Figure record extracts

* * * * *

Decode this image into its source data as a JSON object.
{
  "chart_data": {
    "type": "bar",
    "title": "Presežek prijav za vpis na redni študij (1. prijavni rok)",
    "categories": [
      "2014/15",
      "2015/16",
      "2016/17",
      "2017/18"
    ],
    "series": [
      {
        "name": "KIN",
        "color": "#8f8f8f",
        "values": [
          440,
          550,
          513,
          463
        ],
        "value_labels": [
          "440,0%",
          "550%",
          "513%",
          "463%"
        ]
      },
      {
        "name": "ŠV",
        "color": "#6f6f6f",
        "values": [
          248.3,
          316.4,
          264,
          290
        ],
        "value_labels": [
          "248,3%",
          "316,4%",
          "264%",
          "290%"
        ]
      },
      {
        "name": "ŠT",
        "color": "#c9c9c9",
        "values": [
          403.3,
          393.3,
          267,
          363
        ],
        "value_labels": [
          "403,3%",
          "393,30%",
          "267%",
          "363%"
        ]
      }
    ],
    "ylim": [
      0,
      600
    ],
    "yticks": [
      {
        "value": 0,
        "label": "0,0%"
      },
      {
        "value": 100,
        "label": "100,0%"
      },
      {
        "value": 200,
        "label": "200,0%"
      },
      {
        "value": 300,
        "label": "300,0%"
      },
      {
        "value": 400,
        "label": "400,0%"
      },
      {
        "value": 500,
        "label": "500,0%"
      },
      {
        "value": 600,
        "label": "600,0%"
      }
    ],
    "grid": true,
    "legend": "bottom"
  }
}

* * * * *

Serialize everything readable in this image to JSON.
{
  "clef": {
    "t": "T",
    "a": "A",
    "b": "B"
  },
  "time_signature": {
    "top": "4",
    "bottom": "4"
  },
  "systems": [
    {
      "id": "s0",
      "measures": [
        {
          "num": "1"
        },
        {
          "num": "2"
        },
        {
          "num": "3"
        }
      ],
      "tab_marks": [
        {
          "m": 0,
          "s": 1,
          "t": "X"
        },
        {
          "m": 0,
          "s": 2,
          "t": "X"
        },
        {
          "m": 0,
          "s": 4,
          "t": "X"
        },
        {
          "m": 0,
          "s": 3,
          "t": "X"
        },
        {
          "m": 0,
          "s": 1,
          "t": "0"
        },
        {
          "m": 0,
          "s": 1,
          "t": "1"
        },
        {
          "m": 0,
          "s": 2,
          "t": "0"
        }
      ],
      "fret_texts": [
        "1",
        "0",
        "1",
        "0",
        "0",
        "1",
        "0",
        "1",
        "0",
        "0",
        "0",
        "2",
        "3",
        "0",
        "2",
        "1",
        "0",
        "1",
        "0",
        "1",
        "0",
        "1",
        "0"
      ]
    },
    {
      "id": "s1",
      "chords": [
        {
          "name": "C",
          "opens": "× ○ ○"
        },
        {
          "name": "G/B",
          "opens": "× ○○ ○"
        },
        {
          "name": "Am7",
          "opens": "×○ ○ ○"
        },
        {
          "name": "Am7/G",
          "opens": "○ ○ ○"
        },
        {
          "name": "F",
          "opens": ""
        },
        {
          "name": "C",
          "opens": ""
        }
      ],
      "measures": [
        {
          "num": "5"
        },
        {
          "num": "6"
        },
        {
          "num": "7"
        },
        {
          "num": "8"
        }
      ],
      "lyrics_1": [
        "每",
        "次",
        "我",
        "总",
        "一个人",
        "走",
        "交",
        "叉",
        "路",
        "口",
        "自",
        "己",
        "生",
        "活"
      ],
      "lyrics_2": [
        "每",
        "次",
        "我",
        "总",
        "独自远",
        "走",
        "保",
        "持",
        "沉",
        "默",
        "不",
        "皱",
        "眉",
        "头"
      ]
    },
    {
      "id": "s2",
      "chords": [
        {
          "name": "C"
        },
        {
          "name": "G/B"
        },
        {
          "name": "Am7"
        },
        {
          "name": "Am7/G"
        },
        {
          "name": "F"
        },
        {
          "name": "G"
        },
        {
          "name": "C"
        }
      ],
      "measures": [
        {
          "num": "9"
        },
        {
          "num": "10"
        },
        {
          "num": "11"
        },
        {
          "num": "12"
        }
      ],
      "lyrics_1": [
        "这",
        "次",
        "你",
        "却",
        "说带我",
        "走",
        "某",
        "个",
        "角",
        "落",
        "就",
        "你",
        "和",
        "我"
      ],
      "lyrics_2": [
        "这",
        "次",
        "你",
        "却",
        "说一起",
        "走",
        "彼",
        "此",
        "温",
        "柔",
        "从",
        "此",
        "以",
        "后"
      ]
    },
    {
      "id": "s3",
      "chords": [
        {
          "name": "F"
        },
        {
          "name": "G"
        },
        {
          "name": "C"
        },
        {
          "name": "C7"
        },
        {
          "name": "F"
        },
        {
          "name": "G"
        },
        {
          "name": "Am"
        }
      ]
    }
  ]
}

* * * * *

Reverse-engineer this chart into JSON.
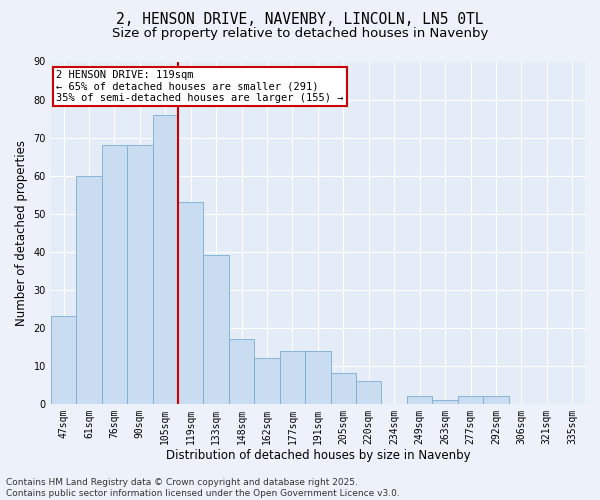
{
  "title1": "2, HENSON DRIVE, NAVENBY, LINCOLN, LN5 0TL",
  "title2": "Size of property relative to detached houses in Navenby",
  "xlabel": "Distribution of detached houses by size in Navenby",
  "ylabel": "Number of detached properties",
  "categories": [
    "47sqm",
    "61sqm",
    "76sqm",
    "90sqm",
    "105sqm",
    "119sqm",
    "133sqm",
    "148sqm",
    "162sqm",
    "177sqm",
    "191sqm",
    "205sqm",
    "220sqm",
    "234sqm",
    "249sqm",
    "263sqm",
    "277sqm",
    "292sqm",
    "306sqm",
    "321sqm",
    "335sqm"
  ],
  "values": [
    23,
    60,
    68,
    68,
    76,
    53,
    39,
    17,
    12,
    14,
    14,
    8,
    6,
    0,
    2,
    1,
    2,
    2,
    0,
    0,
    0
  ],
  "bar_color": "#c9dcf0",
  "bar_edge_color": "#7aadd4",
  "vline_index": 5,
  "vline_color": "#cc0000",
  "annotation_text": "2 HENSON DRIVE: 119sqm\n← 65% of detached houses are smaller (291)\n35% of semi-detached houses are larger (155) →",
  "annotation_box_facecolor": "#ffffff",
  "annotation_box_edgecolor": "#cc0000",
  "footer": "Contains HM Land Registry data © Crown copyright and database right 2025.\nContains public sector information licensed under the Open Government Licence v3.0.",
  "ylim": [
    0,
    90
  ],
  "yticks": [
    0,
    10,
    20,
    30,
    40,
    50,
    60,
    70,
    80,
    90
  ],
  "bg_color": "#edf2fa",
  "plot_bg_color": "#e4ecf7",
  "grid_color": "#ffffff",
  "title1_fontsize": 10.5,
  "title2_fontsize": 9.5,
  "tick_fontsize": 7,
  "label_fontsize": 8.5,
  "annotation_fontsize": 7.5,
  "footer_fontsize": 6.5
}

* * * * *

Scan the lines for the string "DRIVE". Copy out each line that matches.

## [RESPONSE TO THE TASK]
  "title1": "2, HENSON DRIVE, NAVENBY, LINCOLN, LN5 0TL",
  "annotation_text": "2 HENSON DRIVE: 119sqm\n← 65% of detached houses are smaller (291)\n35% of semi-detached houses are larger (155) →",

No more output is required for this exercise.